What the task asks » Scan the entries and tally the lines that include the string "milliers". Reply with the figure alone.
┌──
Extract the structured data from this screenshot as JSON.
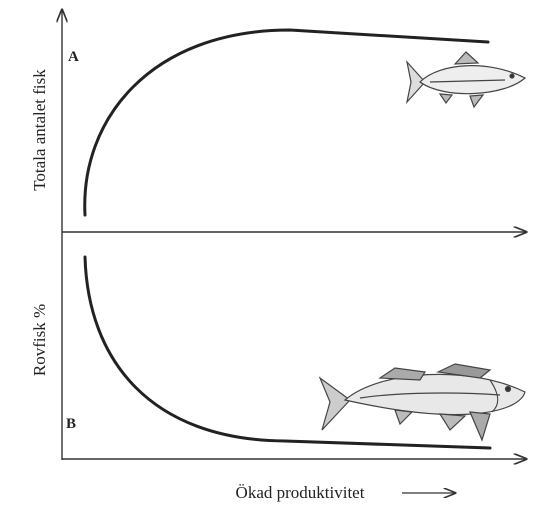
{
  "panels": [
    {
      "label": "A",
      "y_label": "Totala antalet fisk"
    },
    {
      "label": "B",
      "y_label": "Rovfisk %"
    }
  ],
  "x_label": "Ökad produktivitet"
}
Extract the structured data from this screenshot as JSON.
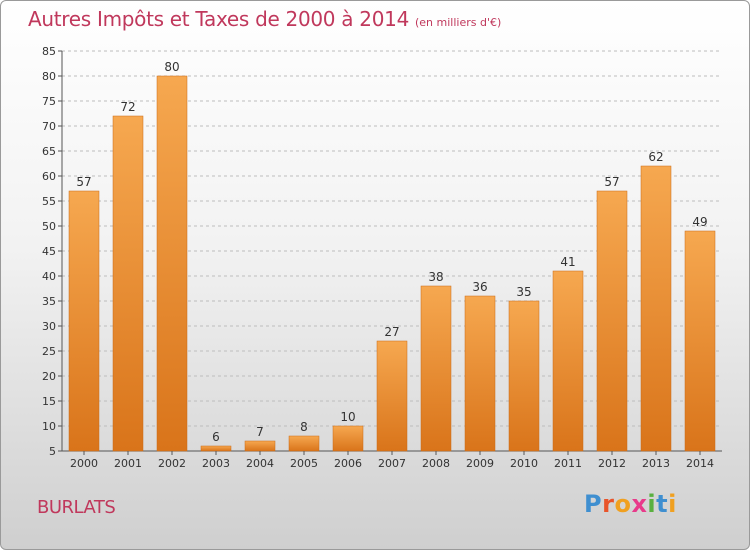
{
  "header": {
    "title": "Autres Impôts et Taxes de 2000 à 2014",
    "subtitle": "(en milliers d'€)"
  },
  "commune": "BURLATS",
  "brand": {
    "name": "Proxiti",
    "letters": [
      {
        "char": "P",
        "color": "#3f8fd0"
      },
      {
        "char": "r",
        "color": "#e8542a"
      },
      {
        "char": "o",
        "color": "#f0a020"
      },
      {
        "char": "x",
        "color": "#e83a8a"
      },
      {
        "char": "i",
        "color": "#5ab040"
      },
      {
        "char": "t",
        "color": "#3f8fd0"
      },
      {
        "char": "i",
        "color": "#f0a020"
      }
    ]
  },
  "chart_data": {
    "type": "bar",
    "title": "Autres Impôts et Taxes de 2000 à 2014",
    "subtitle": "(en milliers d'€)",
    "categories": [
      "2000",
      "2001",
      "2002",
      "2003",
      "2004",
      "2005",
      "2006",
      "2007",
      "2008",
      "2009",
      "2010",
      "2011",
      "2012",
      "2013",
      "2014"
    ],
    "values": [
      57,
      72,
      80,
      6,
      7,
      8,
      10,
      27,
      38,
      36,
      35,
      41,
      57,
      62,
      49
    ],
    "ylim": [
      5,
      85
    ],
    "yticks": [
      5,
      10,
      15,
      20,
      25,
      30,
      35,
      40,
      45,
      50,
      55,
      60,
      65,
      70,
      75,
      80,
      85
    ],
    "grid": true,
    "bar_color": "#f0922e",
    "bar_color_light": "#f6a850",
    "bar_color_dark": "#d9741a"
  }
}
└──
Complete response » 2